Extracted records:
________________
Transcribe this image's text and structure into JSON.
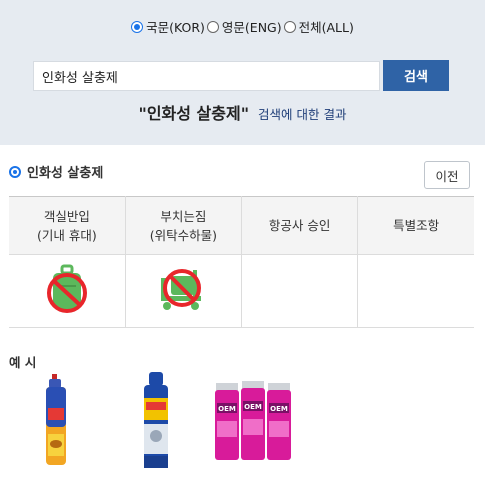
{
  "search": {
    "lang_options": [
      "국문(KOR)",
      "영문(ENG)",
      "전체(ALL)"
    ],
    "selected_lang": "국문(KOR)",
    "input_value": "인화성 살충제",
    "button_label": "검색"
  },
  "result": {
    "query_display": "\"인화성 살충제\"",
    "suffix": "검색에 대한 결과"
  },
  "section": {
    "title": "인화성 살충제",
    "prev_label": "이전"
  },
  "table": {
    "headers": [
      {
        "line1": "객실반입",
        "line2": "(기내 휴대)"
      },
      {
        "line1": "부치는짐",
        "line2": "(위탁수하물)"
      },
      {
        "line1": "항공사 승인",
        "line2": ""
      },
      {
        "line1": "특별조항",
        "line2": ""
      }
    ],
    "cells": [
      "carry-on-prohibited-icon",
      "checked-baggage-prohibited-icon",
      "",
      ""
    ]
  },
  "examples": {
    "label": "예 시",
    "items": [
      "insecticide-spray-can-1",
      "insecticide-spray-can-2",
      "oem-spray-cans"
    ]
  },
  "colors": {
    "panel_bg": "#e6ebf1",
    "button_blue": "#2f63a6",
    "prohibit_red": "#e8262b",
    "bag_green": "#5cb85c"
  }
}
________________
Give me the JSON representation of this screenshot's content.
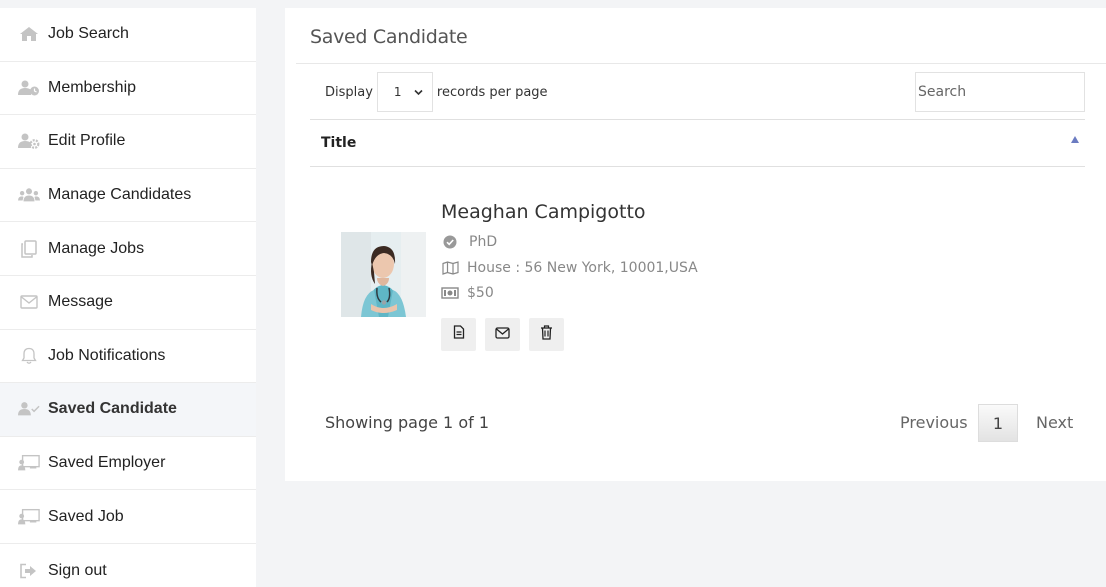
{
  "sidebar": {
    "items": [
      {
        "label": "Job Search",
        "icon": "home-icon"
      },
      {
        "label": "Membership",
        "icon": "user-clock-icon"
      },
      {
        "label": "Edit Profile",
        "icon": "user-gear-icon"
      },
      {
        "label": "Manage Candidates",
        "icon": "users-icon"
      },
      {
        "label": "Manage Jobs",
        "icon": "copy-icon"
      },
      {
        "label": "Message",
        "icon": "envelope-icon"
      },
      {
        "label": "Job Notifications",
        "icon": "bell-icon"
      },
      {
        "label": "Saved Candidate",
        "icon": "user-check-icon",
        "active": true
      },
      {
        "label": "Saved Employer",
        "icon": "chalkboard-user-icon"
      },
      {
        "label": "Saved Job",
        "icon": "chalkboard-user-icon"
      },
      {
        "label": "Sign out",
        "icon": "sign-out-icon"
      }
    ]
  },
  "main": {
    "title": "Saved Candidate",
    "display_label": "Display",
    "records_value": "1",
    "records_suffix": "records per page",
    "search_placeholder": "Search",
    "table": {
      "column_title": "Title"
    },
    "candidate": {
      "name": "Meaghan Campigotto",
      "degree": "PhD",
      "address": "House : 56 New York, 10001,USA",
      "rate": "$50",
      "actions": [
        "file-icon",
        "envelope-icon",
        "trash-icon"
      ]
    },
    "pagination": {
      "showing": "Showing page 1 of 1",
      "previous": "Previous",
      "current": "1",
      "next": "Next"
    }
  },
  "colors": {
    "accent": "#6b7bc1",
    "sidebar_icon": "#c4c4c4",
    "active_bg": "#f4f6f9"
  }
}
________________
Written request
Look back over the material above and state how many lines hold the word "page". Write the number and nothing else.

Correct answer
2